[EXERCISE]
Gather up the lines with the word "Summary" in them.

[TASK MATERIAL]
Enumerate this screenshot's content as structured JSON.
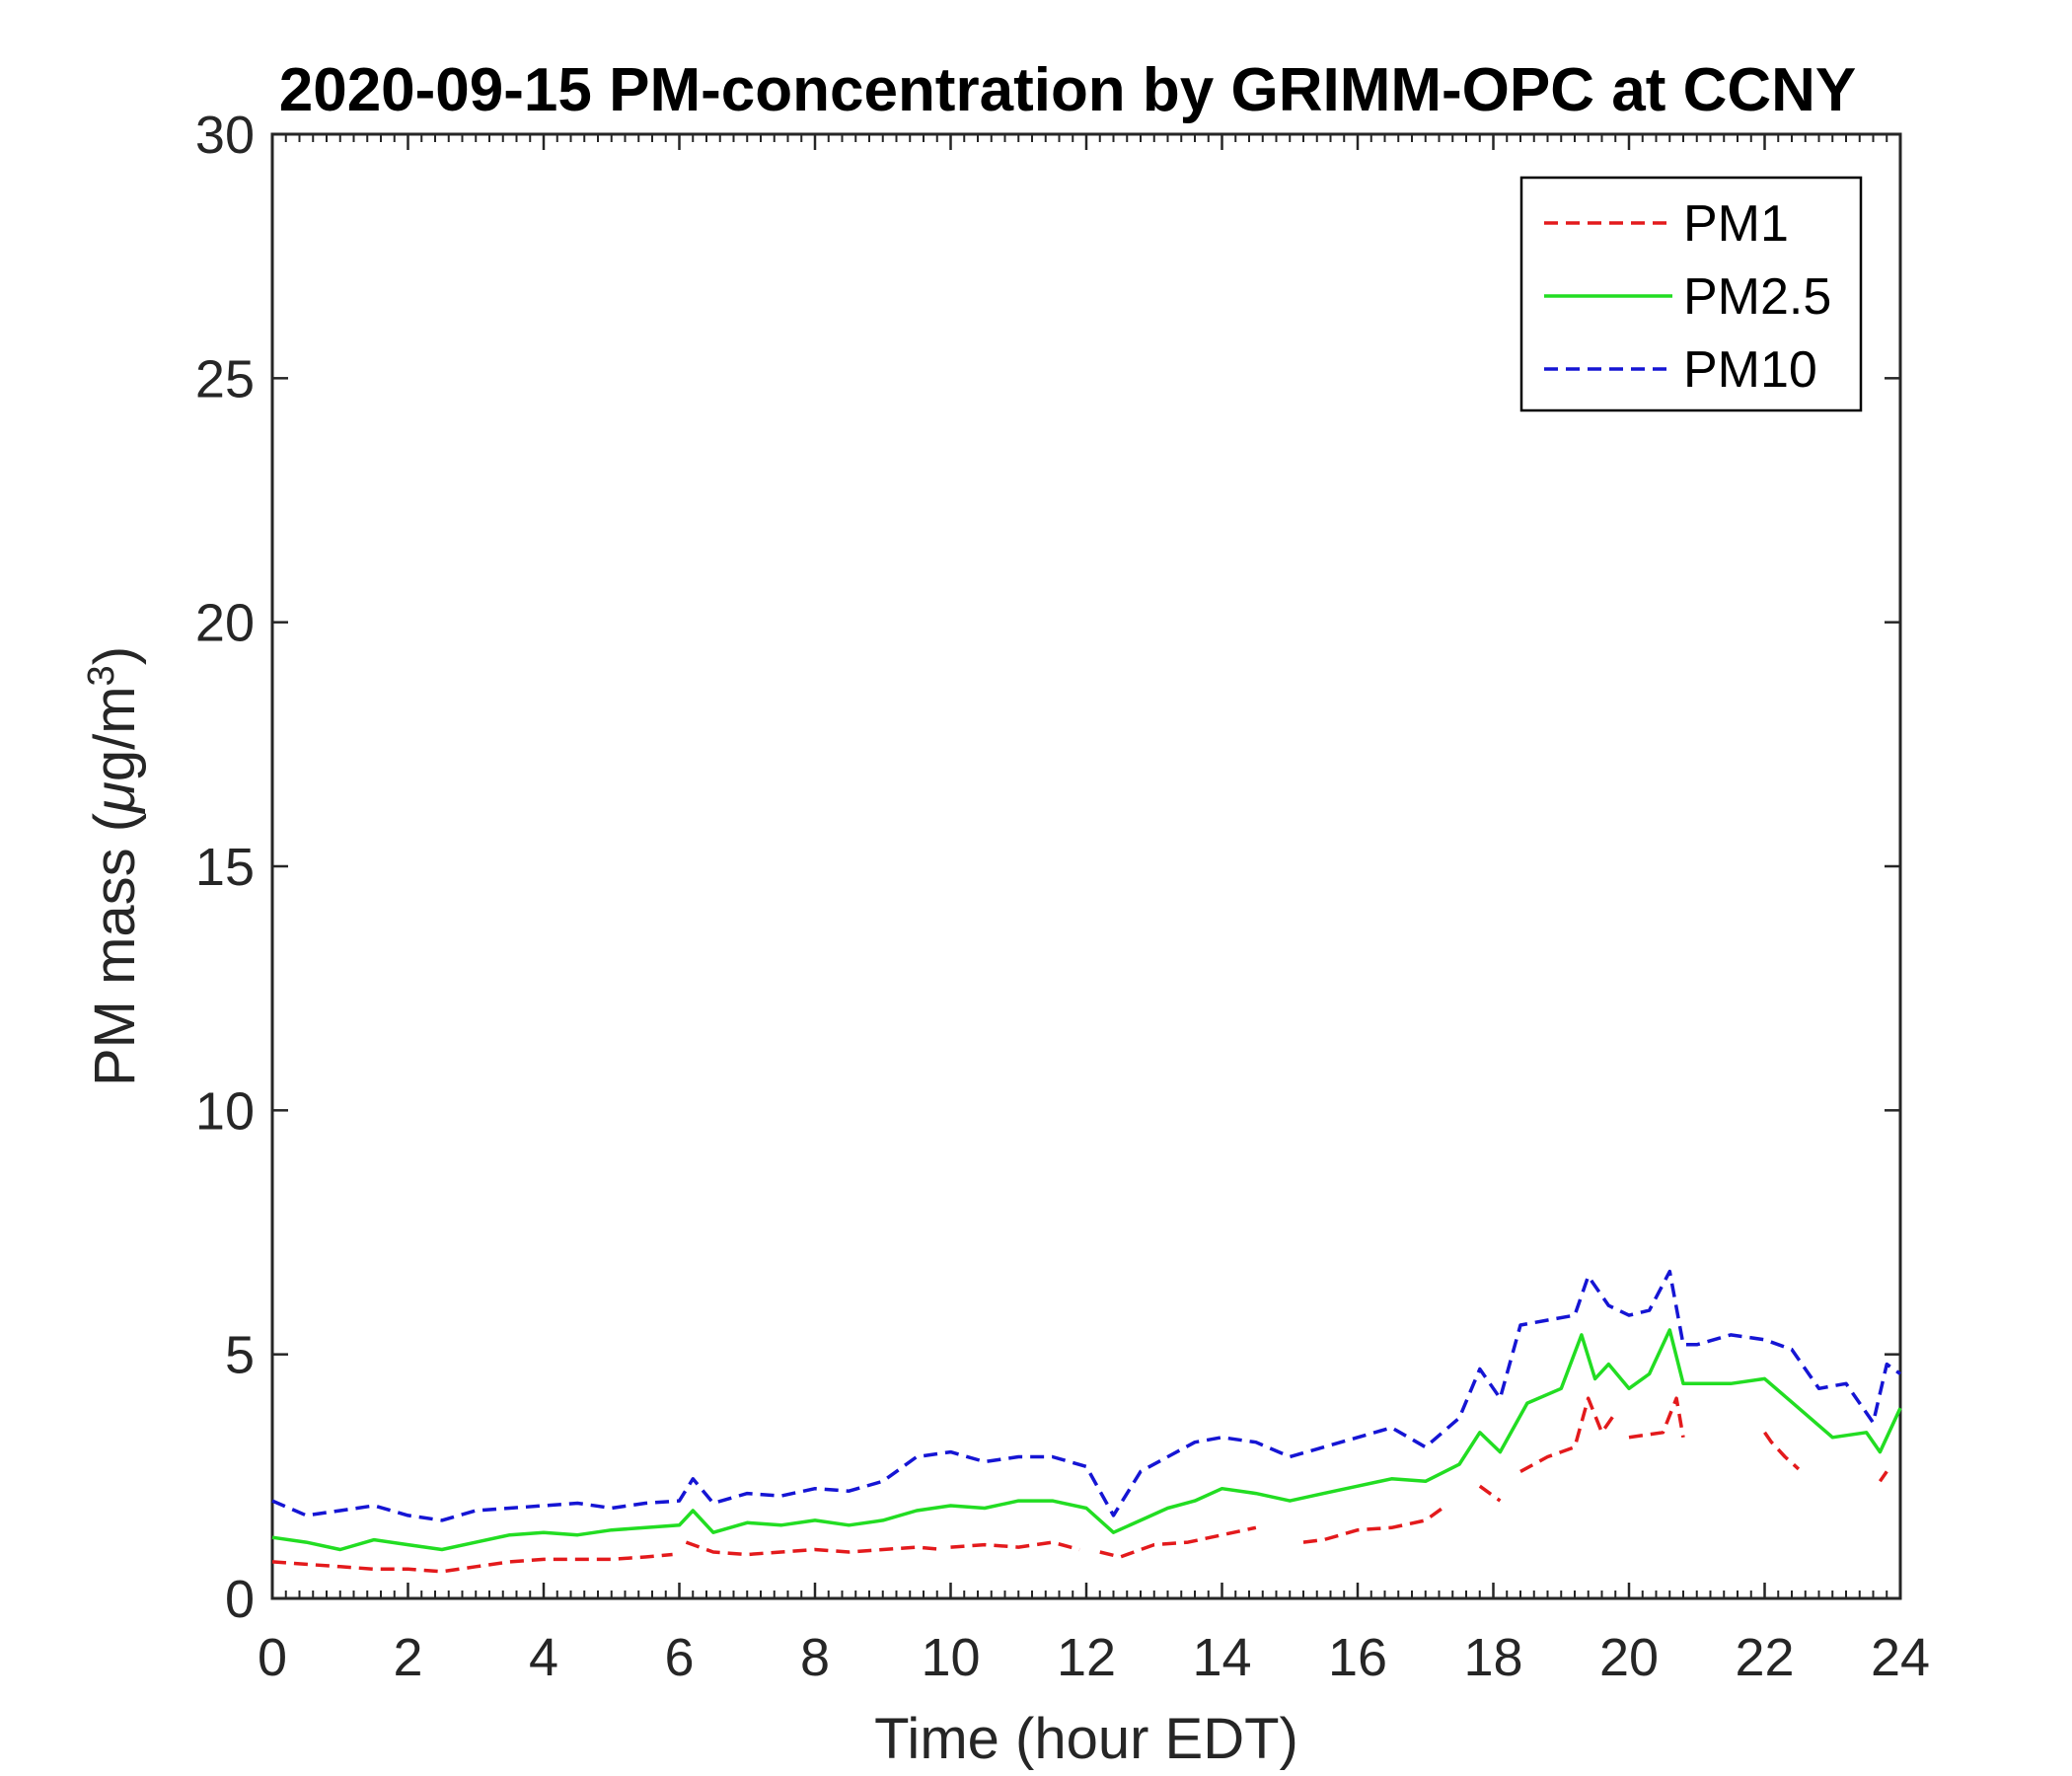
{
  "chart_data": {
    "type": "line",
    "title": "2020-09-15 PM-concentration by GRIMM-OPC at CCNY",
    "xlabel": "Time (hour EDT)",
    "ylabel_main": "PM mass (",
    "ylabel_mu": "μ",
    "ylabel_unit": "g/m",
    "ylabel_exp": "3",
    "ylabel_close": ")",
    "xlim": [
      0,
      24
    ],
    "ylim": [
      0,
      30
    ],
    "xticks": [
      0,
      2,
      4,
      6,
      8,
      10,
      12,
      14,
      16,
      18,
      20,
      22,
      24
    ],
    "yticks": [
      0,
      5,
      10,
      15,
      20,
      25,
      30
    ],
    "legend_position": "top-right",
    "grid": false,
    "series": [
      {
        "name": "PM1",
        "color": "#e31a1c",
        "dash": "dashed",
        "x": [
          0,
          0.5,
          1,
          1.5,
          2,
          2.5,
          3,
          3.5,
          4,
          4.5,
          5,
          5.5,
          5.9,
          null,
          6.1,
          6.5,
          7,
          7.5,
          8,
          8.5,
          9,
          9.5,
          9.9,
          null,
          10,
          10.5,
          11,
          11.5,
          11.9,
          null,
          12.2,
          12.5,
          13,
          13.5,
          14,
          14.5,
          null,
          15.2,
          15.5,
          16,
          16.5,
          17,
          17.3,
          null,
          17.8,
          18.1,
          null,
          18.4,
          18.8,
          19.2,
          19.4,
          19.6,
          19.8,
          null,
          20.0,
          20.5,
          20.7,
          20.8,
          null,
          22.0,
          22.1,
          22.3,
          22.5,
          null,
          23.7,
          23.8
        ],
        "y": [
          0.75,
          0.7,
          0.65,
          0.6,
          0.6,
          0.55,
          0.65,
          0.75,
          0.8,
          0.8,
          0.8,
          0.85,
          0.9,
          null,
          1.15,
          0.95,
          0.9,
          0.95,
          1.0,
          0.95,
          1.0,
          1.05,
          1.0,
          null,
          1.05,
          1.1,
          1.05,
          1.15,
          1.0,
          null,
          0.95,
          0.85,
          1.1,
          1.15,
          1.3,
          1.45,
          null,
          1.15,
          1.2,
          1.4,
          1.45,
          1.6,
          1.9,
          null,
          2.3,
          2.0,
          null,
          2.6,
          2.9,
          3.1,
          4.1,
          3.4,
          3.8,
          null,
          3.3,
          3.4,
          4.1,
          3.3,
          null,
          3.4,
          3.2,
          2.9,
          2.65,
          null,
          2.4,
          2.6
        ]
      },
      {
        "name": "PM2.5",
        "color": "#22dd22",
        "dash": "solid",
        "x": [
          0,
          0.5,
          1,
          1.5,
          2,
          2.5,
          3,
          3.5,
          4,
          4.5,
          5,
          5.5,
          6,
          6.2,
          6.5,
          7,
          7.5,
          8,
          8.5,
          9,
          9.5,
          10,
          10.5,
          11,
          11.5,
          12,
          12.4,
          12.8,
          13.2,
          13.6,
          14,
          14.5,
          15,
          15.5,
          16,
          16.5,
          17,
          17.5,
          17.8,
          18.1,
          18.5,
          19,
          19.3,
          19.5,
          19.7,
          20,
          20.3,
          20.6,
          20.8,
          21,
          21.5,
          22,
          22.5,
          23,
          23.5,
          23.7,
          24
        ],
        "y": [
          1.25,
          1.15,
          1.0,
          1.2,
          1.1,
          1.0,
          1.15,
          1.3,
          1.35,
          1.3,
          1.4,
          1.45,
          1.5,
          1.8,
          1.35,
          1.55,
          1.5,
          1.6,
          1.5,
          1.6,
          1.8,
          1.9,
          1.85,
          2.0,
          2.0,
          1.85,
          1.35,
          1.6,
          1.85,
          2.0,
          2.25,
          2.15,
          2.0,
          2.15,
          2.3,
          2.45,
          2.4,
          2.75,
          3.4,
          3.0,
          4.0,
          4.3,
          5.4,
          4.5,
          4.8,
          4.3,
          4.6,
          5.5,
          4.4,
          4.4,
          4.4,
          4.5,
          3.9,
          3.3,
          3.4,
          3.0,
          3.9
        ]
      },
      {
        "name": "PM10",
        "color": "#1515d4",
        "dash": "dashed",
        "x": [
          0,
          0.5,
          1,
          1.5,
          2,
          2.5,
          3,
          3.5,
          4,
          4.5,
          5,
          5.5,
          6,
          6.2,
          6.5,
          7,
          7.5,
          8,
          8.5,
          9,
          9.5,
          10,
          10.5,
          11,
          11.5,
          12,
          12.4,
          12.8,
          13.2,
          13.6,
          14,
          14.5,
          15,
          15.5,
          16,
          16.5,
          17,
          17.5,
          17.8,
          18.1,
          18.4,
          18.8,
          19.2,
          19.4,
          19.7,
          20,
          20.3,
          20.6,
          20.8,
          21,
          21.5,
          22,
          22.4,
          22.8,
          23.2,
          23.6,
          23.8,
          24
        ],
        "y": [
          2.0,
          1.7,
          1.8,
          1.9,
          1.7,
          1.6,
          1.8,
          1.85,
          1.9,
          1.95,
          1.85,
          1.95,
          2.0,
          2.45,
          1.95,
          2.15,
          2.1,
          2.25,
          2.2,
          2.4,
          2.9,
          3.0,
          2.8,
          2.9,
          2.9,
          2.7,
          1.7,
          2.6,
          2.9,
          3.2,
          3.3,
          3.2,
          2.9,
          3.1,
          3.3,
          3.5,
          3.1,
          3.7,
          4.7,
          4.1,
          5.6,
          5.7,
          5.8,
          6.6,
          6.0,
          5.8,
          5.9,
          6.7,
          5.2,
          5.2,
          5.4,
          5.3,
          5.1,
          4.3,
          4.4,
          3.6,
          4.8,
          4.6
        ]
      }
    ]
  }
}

* * *

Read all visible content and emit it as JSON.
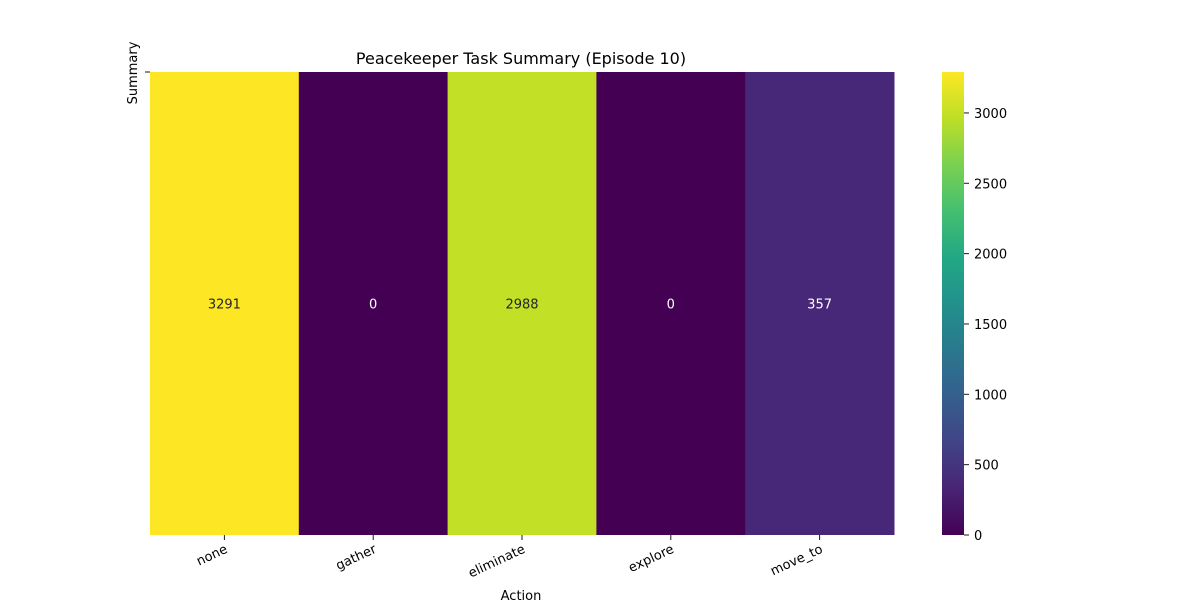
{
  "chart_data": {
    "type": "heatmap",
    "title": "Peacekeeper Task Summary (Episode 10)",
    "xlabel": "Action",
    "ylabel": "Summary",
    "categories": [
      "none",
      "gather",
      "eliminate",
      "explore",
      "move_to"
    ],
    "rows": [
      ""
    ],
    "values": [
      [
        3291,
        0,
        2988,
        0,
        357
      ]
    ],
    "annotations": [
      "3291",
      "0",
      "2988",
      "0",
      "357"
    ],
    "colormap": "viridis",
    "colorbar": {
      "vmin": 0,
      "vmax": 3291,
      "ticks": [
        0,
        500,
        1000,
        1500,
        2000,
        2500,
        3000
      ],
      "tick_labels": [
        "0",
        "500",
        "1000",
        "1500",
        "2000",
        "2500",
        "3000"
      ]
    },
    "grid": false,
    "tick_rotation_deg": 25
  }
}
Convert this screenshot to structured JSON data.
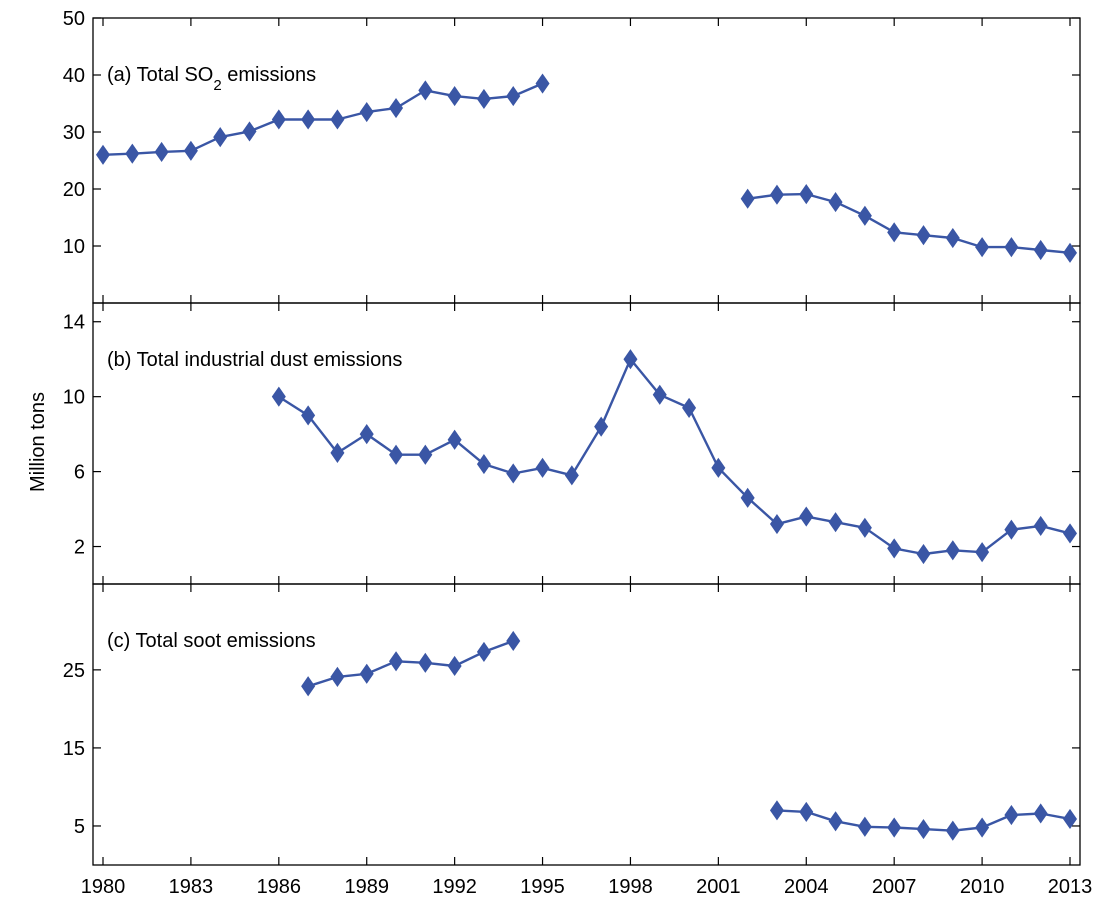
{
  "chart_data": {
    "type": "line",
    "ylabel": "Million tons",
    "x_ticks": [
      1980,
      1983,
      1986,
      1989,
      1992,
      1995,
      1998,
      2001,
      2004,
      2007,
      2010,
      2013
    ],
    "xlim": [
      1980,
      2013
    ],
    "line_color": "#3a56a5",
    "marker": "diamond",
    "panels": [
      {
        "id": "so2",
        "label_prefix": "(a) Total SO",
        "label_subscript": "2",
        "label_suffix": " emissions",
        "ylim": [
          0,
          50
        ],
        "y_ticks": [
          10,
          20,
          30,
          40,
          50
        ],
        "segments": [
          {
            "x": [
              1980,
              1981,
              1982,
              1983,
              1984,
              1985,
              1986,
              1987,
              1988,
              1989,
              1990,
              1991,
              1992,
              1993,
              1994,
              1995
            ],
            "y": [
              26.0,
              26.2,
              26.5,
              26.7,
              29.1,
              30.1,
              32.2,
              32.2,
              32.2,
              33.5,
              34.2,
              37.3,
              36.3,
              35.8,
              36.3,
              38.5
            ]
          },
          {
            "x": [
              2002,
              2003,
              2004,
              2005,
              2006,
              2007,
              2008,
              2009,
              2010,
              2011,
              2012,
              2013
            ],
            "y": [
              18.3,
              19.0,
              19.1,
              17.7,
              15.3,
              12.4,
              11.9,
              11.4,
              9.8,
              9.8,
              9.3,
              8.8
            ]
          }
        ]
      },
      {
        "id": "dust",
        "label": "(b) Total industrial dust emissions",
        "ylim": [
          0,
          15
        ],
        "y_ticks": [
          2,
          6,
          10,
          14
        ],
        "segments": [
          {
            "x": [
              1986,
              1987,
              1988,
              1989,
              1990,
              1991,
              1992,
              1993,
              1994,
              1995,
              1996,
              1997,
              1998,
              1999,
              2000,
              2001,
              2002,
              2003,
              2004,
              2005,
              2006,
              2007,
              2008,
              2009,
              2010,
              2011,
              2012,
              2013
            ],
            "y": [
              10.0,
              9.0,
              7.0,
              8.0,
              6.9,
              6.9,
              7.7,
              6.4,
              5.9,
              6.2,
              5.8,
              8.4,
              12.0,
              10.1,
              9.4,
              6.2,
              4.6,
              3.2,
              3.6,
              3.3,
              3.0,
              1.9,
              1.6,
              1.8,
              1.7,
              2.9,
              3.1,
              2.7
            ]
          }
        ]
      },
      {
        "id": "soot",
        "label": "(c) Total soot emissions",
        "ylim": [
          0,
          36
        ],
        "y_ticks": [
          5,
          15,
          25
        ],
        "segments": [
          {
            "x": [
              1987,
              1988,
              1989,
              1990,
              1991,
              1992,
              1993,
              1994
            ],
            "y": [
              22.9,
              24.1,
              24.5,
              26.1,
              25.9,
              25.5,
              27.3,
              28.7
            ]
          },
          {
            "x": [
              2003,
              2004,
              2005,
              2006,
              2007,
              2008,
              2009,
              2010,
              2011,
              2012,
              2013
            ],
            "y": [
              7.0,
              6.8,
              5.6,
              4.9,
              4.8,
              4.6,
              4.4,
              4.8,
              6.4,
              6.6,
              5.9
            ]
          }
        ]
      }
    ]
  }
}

[CORRECT RESPONSE]
    "title": "Peacekeeper Task Summary (Episode 10)",
    "ylabel": "Summary",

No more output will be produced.